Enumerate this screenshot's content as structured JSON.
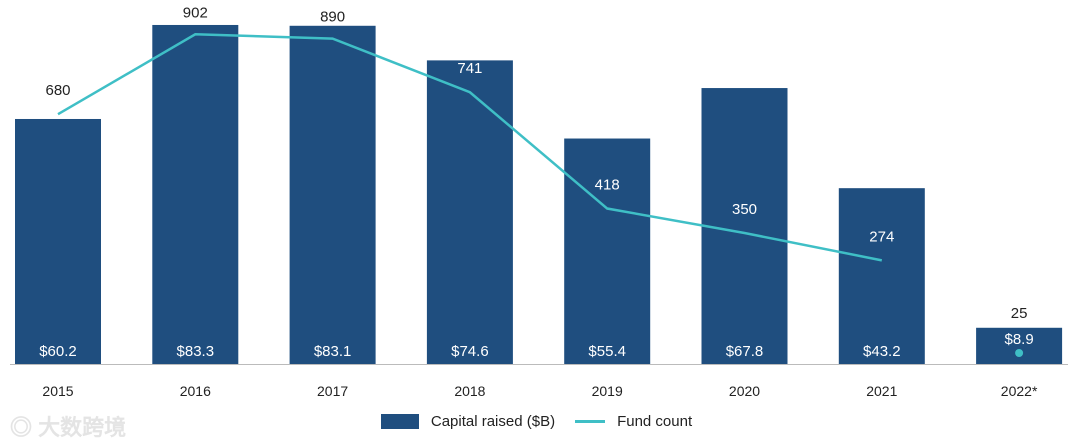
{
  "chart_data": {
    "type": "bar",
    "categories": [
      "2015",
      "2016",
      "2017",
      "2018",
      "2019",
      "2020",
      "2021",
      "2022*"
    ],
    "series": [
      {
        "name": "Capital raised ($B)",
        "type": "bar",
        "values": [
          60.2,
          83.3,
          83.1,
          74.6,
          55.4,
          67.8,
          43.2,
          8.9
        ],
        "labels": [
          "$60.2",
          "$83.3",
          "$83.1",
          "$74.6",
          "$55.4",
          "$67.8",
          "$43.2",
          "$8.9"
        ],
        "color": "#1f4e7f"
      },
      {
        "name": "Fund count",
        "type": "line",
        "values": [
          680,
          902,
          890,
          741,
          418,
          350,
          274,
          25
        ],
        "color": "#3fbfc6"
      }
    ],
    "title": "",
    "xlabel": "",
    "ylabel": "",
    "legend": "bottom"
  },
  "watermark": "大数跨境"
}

* * *

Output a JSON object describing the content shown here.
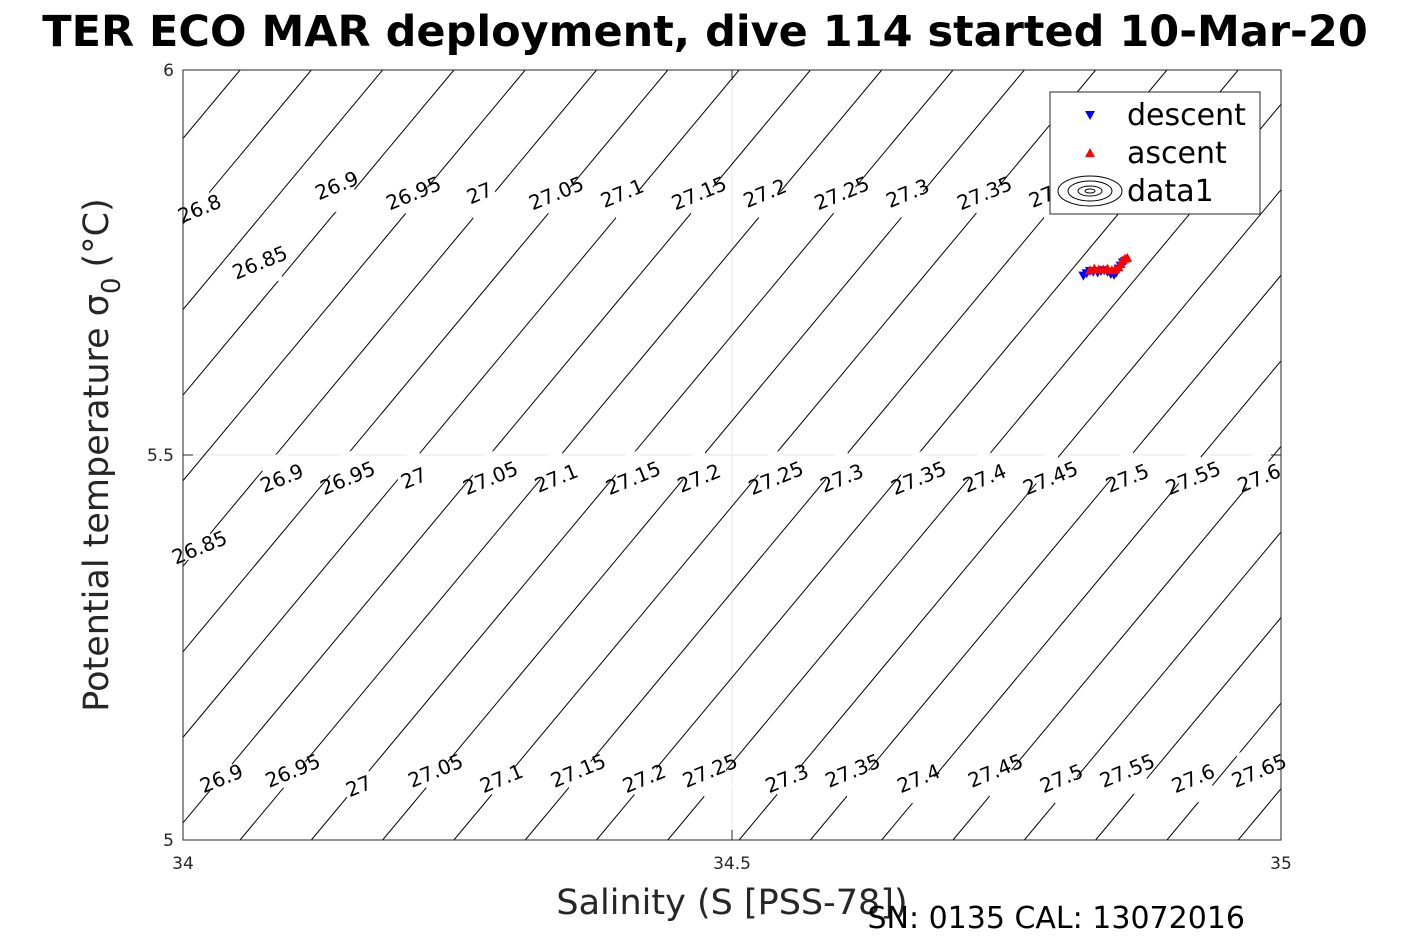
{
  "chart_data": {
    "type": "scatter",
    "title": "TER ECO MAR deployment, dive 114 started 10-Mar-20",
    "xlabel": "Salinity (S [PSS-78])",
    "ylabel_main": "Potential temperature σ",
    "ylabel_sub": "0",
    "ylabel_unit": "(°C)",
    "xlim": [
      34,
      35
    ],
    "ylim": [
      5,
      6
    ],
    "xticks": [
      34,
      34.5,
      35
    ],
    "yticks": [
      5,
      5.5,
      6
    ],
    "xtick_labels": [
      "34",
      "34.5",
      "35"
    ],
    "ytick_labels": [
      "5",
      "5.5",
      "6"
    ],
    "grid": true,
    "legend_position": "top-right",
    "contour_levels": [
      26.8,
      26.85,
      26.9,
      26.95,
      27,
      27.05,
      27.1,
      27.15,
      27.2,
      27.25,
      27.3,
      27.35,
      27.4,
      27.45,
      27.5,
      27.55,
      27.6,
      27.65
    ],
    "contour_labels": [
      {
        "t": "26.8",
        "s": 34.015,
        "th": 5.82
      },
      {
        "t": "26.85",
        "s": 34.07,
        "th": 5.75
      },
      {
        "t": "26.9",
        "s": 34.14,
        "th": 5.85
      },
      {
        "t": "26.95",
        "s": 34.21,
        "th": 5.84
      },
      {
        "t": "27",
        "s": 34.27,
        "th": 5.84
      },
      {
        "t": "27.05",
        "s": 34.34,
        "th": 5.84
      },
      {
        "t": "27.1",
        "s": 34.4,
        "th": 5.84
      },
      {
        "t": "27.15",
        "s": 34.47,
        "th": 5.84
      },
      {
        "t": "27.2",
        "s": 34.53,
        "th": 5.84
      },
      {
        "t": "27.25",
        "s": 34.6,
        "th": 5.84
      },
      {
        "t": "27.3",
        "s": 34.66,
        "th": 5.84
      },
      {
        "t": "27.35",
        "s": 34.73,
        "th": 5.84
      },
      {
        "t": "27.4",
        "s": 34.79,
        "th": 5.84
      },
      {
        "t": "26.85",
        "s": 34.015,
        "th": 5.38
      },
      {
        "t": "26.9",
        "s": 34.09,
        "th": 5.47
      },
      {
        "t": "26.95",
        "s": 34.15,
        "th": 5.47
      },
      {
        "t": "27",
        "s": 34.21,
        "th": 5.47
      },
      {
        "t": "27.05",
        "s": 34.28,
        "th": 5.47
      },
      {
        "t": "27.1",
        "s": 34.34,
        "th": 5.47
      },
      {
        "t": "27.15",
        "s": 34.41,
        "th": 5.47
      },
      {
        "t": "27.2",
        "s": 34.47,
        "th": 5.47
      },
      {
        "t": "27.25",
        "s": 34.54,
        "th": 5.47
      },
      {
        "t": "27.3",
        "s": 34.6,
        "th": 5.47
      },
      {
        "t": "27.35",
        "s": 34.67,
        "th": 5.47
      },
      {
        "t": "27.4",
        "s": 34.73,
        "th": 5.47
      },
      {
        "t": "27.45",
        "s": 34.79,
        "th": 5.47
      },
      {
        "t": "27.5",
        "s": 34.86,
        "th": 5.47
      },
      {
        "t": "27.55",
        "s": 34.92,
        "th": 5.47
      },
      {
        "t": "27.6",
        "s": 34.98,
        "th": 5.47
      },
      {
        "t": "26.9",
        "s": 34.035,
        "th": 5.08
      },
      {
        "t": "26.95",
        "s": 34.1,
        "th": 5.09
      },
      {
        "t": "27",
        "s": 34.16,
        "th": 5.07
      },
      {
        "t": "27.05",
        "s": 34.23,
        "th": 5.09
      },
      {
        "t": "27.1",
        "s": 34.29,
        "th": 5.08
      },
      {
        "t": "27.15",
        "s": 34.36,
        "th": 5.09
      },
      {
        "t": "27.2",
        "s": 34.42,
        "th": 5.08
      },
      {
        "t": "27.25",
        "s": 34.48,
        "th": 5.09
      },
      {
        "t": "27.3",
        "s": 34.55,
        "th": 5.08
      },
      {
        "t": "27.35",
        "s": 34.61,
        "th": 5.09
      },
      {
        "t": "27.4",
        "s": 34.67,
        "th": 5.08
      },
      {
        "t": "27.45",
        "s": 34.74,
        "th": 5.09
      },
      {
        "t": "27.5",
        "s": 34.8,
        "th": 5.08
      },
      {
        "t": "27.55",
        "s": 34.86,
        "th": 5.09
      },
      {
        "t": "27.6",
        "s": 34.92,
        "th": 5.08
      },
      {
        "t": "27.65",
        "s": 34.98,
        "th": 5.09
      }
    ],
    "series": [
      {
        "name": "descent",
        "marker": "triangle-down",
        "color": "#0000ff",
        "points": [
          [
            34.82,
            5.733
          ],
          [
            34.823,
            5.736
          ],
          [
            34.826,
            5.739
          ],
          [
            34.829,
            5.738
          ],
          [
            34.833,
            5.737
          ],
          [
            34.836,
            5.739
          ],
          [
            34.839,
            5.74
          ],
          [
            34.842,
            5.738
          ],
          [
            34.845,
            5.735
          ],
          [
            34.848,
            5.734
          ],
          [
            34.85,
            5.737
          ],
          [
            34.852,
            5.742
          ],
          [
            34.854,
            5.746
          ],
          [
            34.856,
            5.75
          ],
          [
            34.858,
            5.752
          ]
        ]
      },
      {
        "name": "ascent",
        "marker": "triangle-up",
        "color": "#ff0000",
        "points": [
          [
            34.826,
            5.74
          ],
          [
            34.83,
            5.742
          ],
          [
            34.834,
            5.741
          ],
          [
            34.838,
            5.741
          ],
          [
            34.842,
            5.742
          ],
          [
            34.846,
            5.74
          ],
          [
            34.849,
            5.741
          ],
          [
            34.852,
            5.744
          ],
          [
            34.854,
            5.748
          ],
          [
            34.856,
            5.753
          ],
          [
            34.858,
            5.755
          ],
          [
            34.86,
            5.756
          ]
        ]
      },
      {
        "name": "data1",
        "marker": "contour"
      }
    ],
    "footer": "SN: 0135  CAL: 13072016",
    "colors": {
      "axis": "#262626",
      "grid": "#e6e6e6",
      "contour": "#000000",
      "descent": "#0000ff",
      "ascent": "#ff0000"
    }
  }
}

## Goal of the exercise
Which lines contain "type"? Copy each of them out.

## Solution
    "type": "bar",
        "type": "bar",
        "type": "line",
    "type": "scatter",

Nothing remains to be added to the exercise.